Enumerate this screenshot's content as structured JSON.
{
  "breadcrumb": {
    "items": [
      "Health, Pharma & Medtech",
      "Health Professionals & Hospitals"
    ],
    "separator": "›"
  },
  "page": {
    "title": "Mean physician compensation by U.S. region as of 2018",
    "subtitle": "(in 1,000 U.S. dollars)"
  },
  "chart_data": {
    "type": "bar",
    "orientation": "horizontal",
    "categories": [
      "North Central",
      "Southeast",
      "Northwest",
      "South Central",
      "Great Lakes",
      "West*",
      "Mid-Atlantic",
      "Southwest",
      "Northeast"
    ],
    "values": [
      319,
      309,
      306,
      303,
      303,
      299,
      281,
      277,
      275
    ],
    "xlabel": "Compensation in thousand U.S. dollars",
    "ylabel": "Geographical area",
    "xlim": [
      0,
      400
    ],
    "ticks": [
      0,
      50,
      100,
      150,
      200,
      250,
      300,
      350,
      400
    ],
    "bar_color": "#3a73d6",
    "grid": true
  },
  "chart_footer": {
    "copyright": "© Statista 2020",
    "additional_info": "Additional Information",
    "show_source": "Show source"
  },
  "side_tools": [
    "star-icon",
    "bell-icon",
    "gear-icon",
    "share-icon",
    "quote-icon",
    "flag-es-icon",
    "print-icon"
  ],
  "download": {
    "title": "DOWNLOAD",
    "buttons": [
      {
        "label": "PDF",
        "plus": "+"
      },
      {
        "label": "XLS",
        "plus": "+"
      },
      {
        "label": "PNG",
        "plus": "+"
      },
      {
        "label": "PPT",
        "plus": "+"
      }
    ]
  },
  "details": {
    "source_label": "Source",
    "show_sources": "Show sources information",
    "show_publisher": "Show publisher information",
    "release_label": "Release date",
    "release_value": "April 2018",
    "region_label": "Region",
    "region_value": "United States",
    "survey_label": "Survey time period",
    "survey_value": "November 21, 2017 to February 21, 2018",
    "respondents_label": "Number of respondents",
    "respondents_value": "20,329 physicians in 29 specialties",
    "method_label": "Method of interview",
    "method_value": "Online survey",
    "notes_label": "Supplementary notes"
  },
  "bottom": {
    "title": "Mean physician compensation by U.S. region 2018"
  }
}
· · ·
TO BE DONE
Across the data, tally the lines containing "Show" and give back the number alone.

EXERCISE RESULT
3